Drop the images; return everything else in the listing below exactly.

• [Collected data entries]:
╔══

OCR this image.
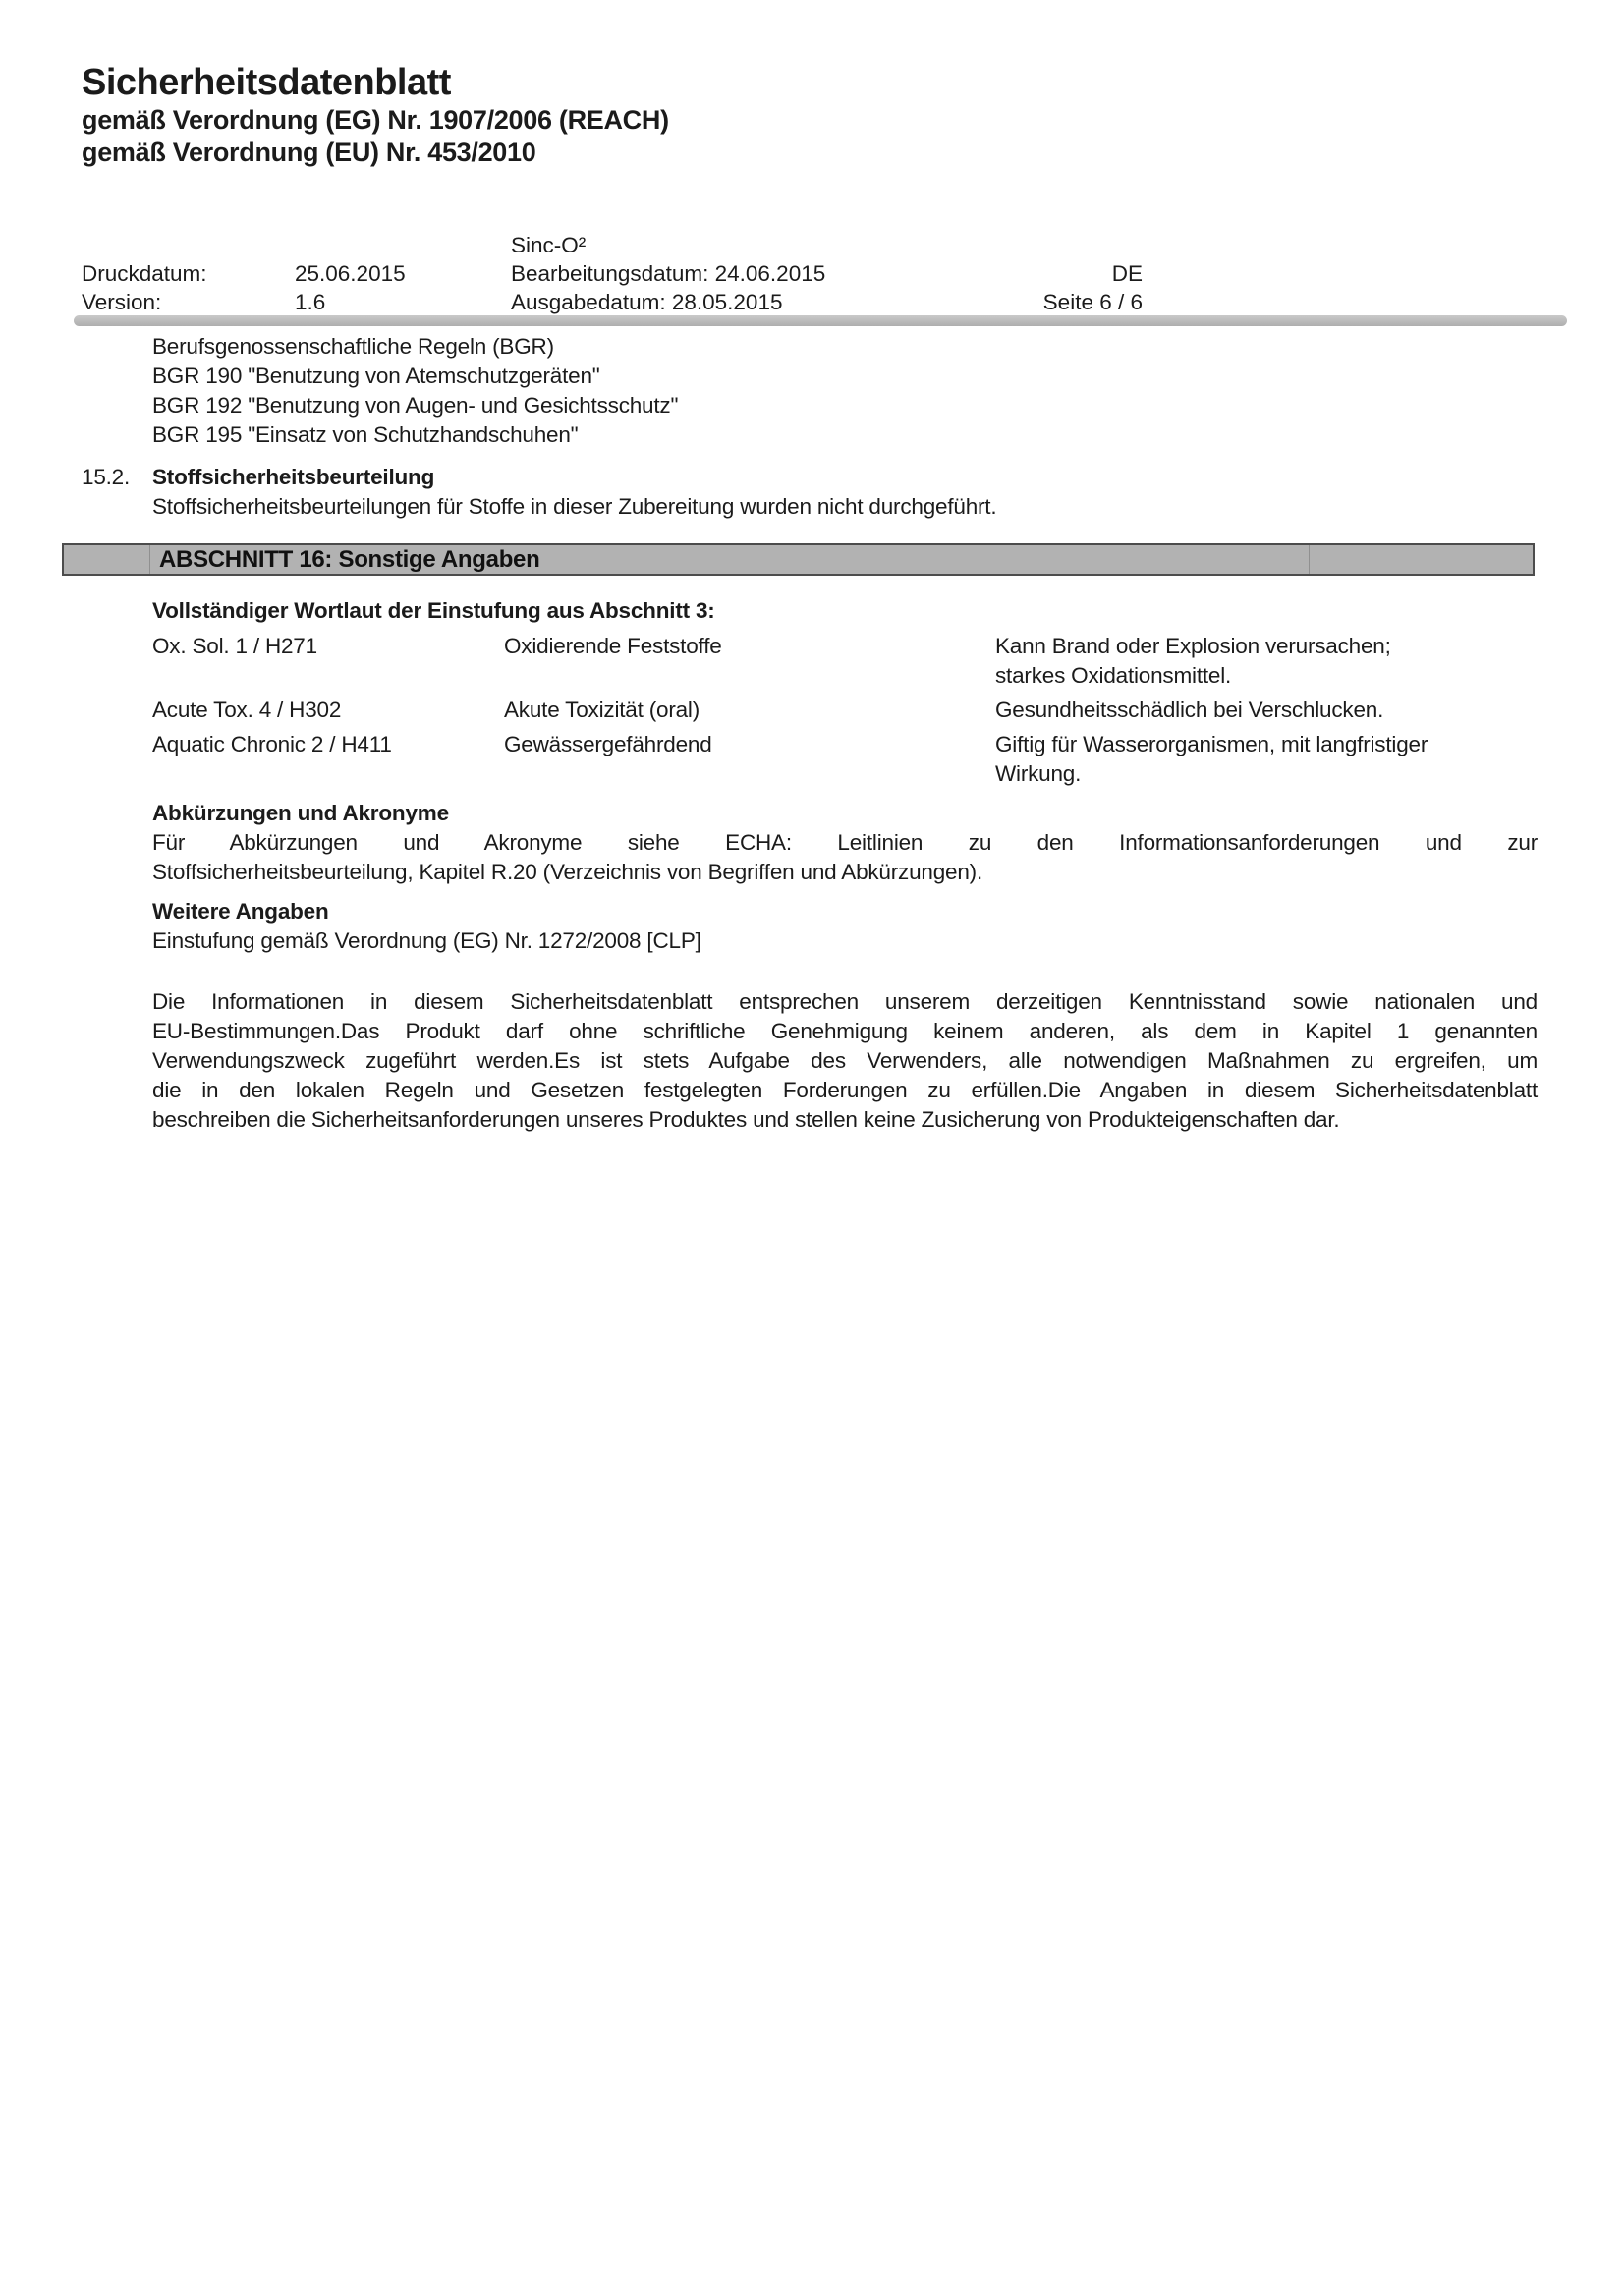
Sicherheitsdatenblatt
gemäß Verordnung (EG) Nr. 1907/2006 (REACH)
gemäß Verordnung (EU) Nr. 453/2010
Sinc-O²
Druckdatum:	25.06.2015	Bearbeitungsdatum: 24.06.2015	DE
Version:	1.6	Ausgabedatum: 28.05.2015	Seite 6 / 6
Berufsgenossenschaftliche Regeln (BGR)
BGR 190 "Benutzung von Atemschutzgeräten"
BGR 192 "Benutzung von Augen- und Gesichtsschutz"
BGR 195 "Einsatz von Schutzhandschuhen"
15.2.	Stoffsicherheitsbeurteilung
Stoffsicherheitsbeurteilungen für Stoffe in dieser Zubereitung wurden nicht durchgeführt.
ABSCHNITT 16: Sonstige Angaben
Vollständiger Wortlaut der Einstufung aus Abschnitt 3:
Ox. Sol. 1 / H271	Oxidierende Feststoffe	Kann Brand oder Explosion verursachen;
starkes Oxidationsmittel.
Acute Tox. 4 / H302	Akute Toxizität (oral)	Gesundheitsschädlich bei Verschlucken.
Aquatic Chronic 2 / H411	Gewässergefährdend	Giftig für Wasserorganismen, mit langfristiger
Wirkung.
Abkürzungen und Akronyme
Für Abkürzungen und Akronyme siehe ECHA: Leitlinien zu den Informationsanforderungen und zur
Stoffsicherheitsbeurteilung, Kapitel R.20 (Verzeichnis von Begriffen und Abkürzungen).
Weitere Angaben
Einstufung gemäß Verordnung (EG) Nr. 1272/2008 [CLP]
Die Informationen in diesem Sicherheitsdatenblatt entsprechen unserem derzeitigen Kenntnisstand sowie nationalen und
EU-Bestimmungen.Das Produkt darf ohne schriftliche Genehmigung keinem anderen, als dem in Kapitel 1 genannten
Verwendungszweck zugeführt werden.Es ist stets Aufgabe des Verwenders, alle notwendigen Maßnahmen zu ergreifen, um
die in den lokalen Regeln und Gesetzen festgelegten Forderungen zu erfüllen.Die Angaben in diesem Sicherheitsdatenblatt
beschreiben die Sicherheitsanforderungen unseres Produktes und stellen keine Zusicherung von Produkteigenschaften dar.
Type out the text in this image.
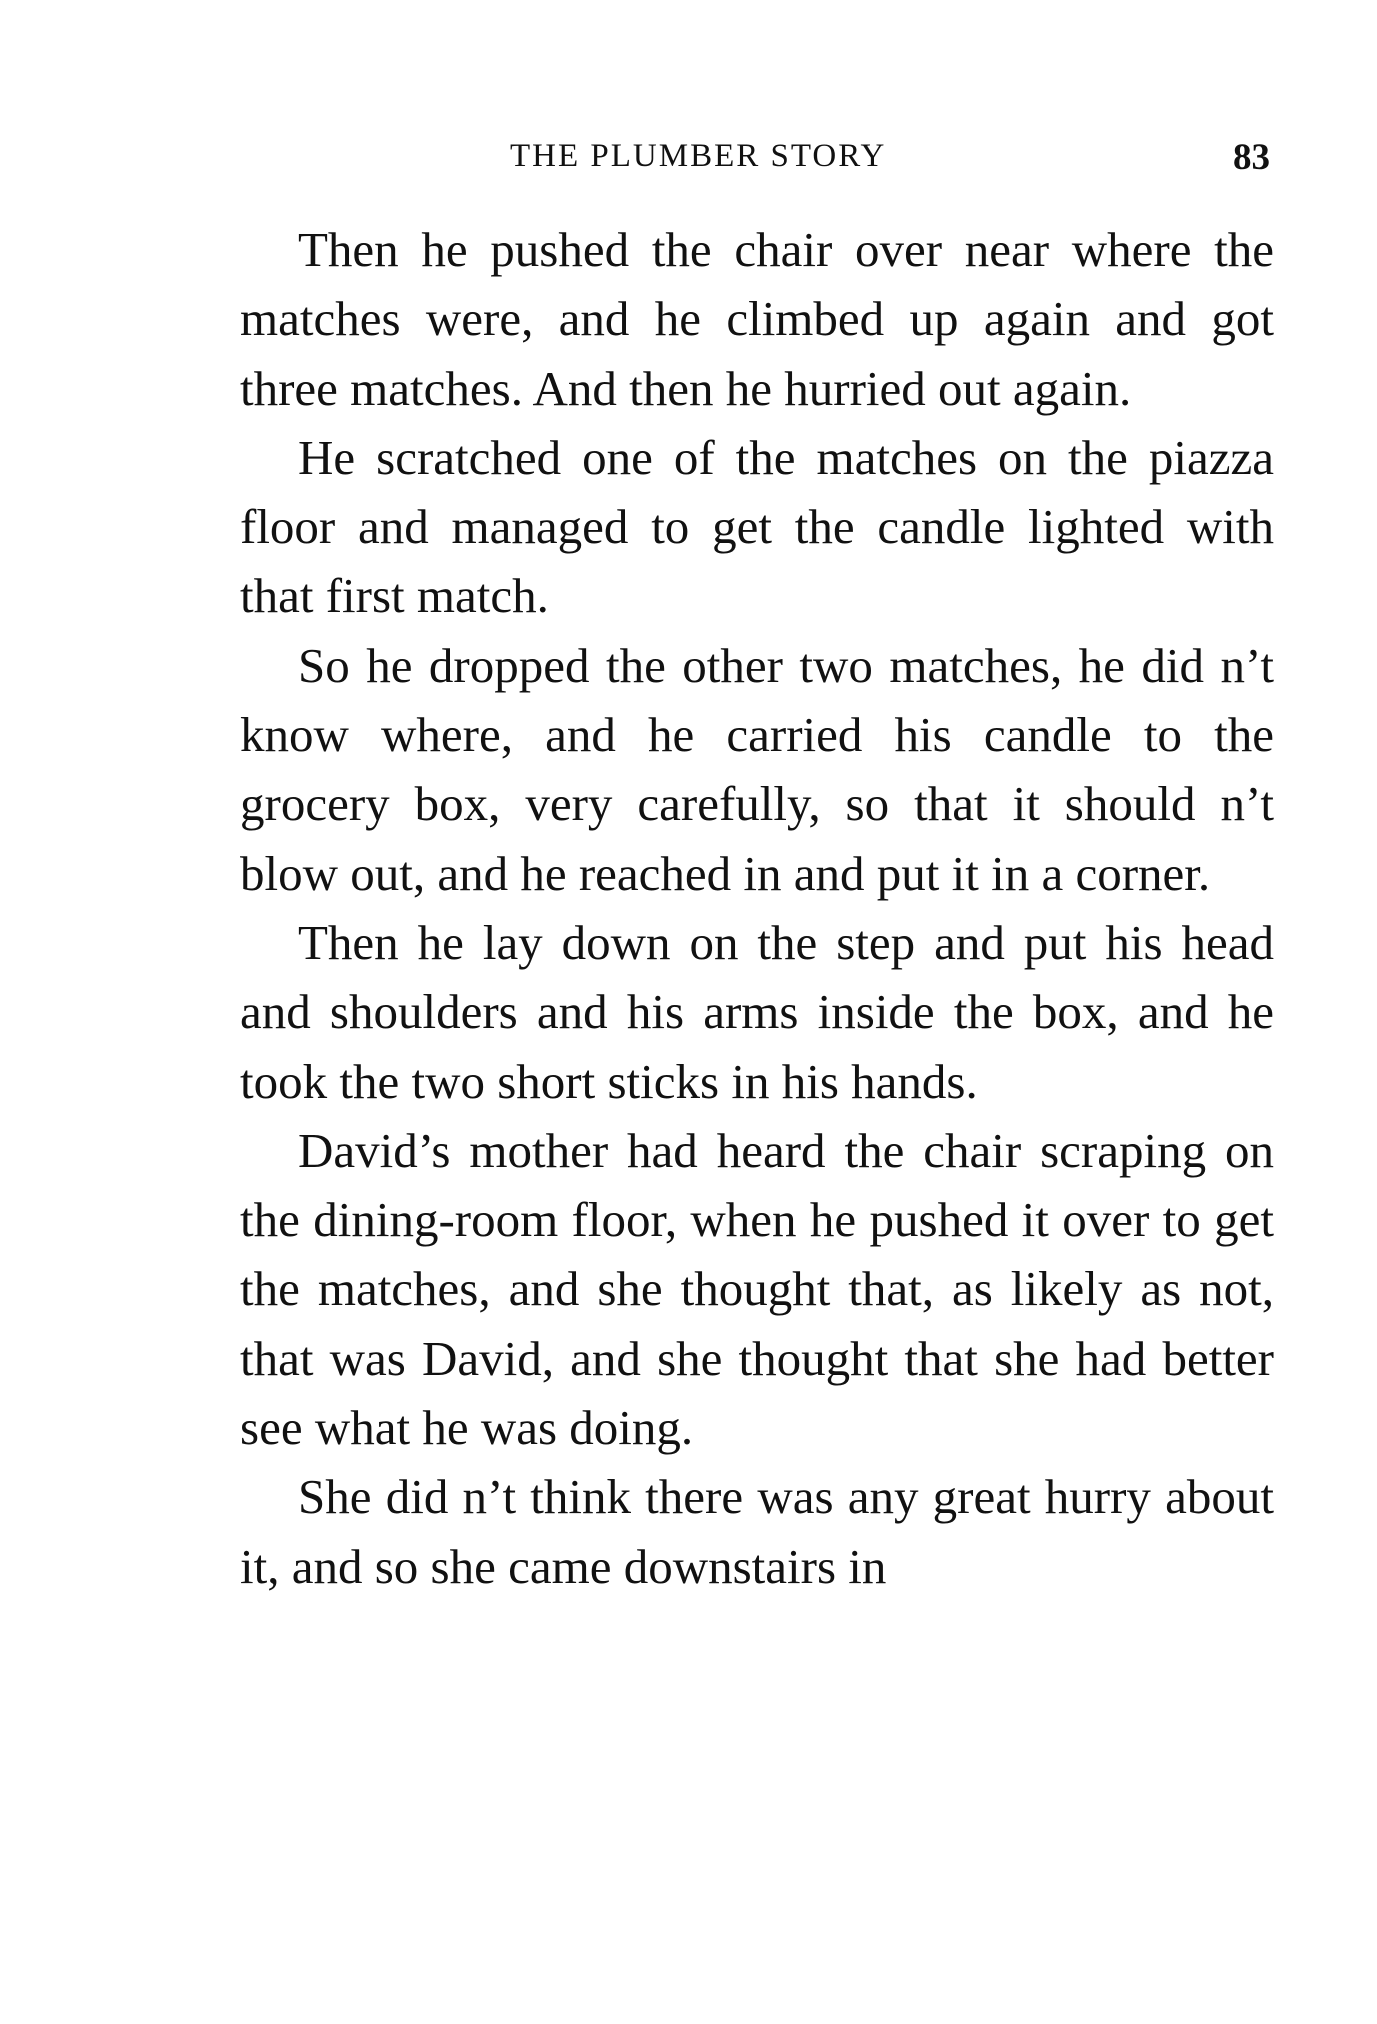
THE PLUMBER STORY	83

Then he pushed the chair over near where the matches were, and he climbed up again and got three matches. And then he hurried out again.

He scratched one of the matches on the piazza floor and managed to get the candle lighted with that first match.

So he dropped the other two matches, he did n’t know where, and he carried his candle to the grocery box, very carefully, so that it should n’t blow out, and he reached in and put it in a corner.

Then he lay down on the step and put his head and shoulders and his arms inside the box, and he took the two short sticks in his hands.

David’s mother had heard the chair scraping on the dining-room floor, when he pushed it over to get the matches, and she thought that, as likely as not, that was David, and she thought that she had better see what he was doing.

She did n’t think there was any great hurry about it, and so she came downstairs in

╚══

• [Exercise response]:
OCR this image.
Sicherheitsdatenblatt
gemäß Verordnung (EG) Nr. 1907/2006 (REACH)
gemäß Verordnung (EU) Nr. 453/2010
Sinc-O²
Druckdatum:	25.06.2015	Bearbeitungsdatum: 24.06.2015	DE
Version:	1.6	Ausgabedatum: 28.05.2015	Seite 6 / 6
Berufsgenossenschaftliche Regeln (BGR)
BGR 190 "Benutzung von Atemschutzgeräten"
BGR 192 "Benutzung von Augen- und Gesichtsschutz"
BGR 195 "Einsatz von Schutzhandschuhen"
15.2.	Stoffsicherheitsbeurteilung
Stoffsicherheitsbeurteilungen für Stoffe in dieser Zubereitung wurden nicht durchgeführt.
ABSCHNITT 16: Sonstige Angaben
Vollständiger Wortlaut der Einstufung aus Abschnitt 3:
Ox. Sol. 1 / H271	Oxidierende Feststoffe	Kann Brand oder Explosion verursachen;
starkes Oxidationsmittel.
Acute Tox. 4 / H302	Akute Toxizität (oral)	Gesundheitsschädlich bei Verschlucken.
Aquatic Chronic 2 / H411	Gewässergefährdend	Giftig für Wasserorganismen, mit langfristiger
Wirkung.
Abkürzungen und Akronyme
Für Abkürzungen und Akronyme siehe ECHA: Leitlinien zu den Informationsanforderungen und zur
Stoffsicherheitsbeurteilung, Kapitel R.20 (Verzeichnis von Begriffen und Abkürzungen).
Weitere Angaben
Einstufung gemäß Verordnung (EG) Nr. 1272/2008 [CLP]
Die Informationen in diesem Sicherheitsdatenblatt entsprechen unserem derzeitigen Kenntnisstand sowie nationalen und
EU-Bestimmungen.Das Produkt darf ohne schriftliche Genehmigung keinem anderen, als dem in Kapitel 1 genannten
Verwendungszweck zugeführt werden.Es ist stets Aufgabe des Verwenders, alle notwendigen Maßnahmen zu ergreifen, um
die in den lokalen Regeln und Gesetzen festgelegten Forderungen zu erfüllen.Die Angaben in diesem Sicherheitsdatenblatt
beschreiben die Sicherheitsanforderungen unseres Produktes und stellen keine Zusicherung von Produkteigenschaften dar.
Type out the text in this image.
THE PLUMBER STORY	83

Then he pushed the chair over near where the matches were, and he climbed up again and got three matches. And then he hurried out again.

He scratched one of the matches on the piazza floor and managed to get the candle lighted with that first match.

So he dropped the other two matches, he did n’t know where, and he carried his candle to the grocery box, very carefully, so that it should n’t blow out, and he reached in and put it in a corner.

Then he lay down on the step and put his head and shoulders and his arms inside the box, and he took the two short sticks in his hands.

David’s mother had heard the chair scraping on the dining-room floor, when he pushed it over to get the matches, and she thought that, as likely as not, that was David, and she thought that she had better see what he was doing.

She did n’t think there was any great hurry about it, and so she came downstairs in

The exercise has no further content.